Tune Index Resolution — tune_index

Automatically finds the optimal lattice index resolution for your data and query pattern using adaptive bracketing search. Runs test queries with different resolutions and recommends the one with the fastest compute speed.

Usage

tune_index_res(
  x,
  pool,
  downsample = 1,
  seed = NULL,
  select = "all",
  stat = NULL,
  max_clim = NULL,
  max_geog = NULL,
  k = NULL,
  kernel = NULL,
  theta = NULL,
  x_cov = NULL,
  y = NULL,
  covariates = NULL,
  lambda = 0,
  se = c("none", "ess", "design"),
  coord_type = c("auto", "lonlat", "projected"),
  n_threads = NULL,
  default_res = 16L,
  verbose = FALSE
)

Arguments

x

Focal locations for which analogs will be found. Should be a matrix/data.frame with columns x, y, and climate variables, or a SpatRaster with climate variable layers.

pool

The reference dataset to search for analogs. Either:

Matrix/data.frame with columns x, y, and climate variables, or SpatRaster with climate variable layers, OR
An analog_index object created by build_analog_index() (for repeated queries).

downsample

Optional downsampling rate (0-1) for the reference pool, indicating the proportion of points to retain. Values < 1 reduce memory and improve speed at some cost to precision. Default is 1.0 (no downsampling). Ignored if pool is a pre-built index. When downsample < 1, index_res must be set explicitly (auto-tuning is not supported in this case; see the index_res parameter for details).

seed

Optional random seed for reproducible downsampling. If NULL (default), uses current R random state. Ignored if pool is a pre-built index or downsample = 1.

select

Character string specifying the analog selection strategy. One of:

"all" (default): Select all analogs that satisfy the max_clim and max_geog constraints.
"knn_clim": For each focal, select up to k analogs with smallest climate distance, subject to filters.
"knn_geog": For each focal, select up to k analogs with smallest geographic distance, subject to filters.

stat

Statistic(s) used to aggregate selected analogs. Either:

NULL or "none": Return all selected analog pairs as a data.frame.
"count": For each focal, count the number of selected analogs.
"sum_weights": For each focal, sum the weights of selected analogs (see kernel and theta). When normalize = TRUE, the reported value is the normalized density D / D_max, on roughly [0, 1]; otherwise it is the raw kernel-weight sum.

▶ **DATA LINES**

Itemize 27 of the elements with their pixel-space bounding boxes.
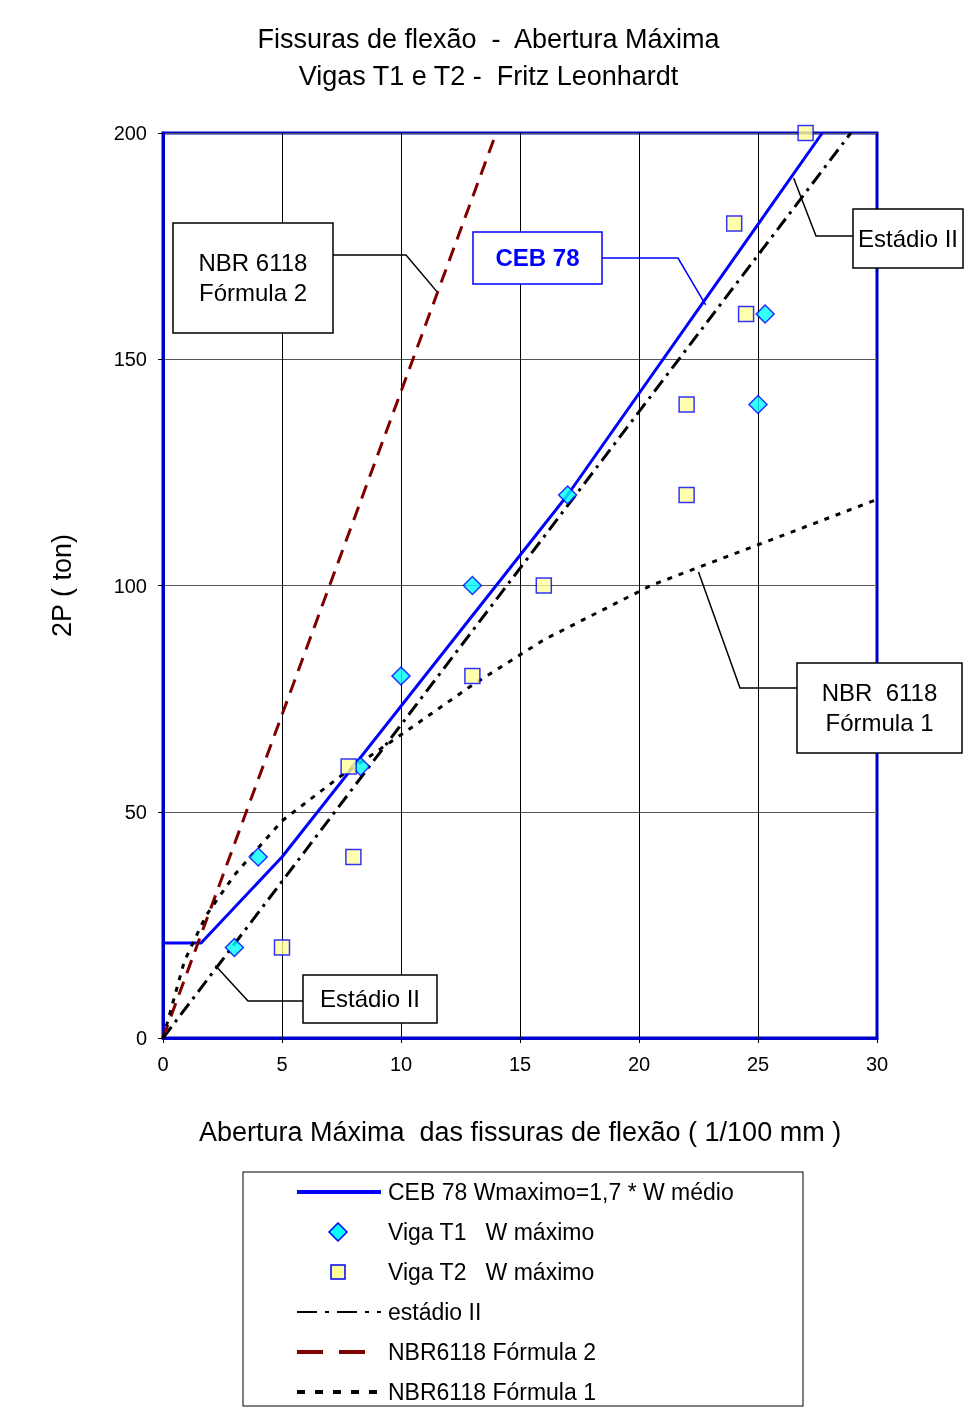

▶ **GOAL A**
Name every argument that the tune_index_res documentation describes under its "Arguments" heading.
▶ **GOAL B**
According to the tune_index_res documentation, what is the default value of downsample?

▶ **TASK RESPONSE A**
x, pool, downsample, seed, select, stat

▶ **TASK RESPONSE B**
1.0, which means no downsampling.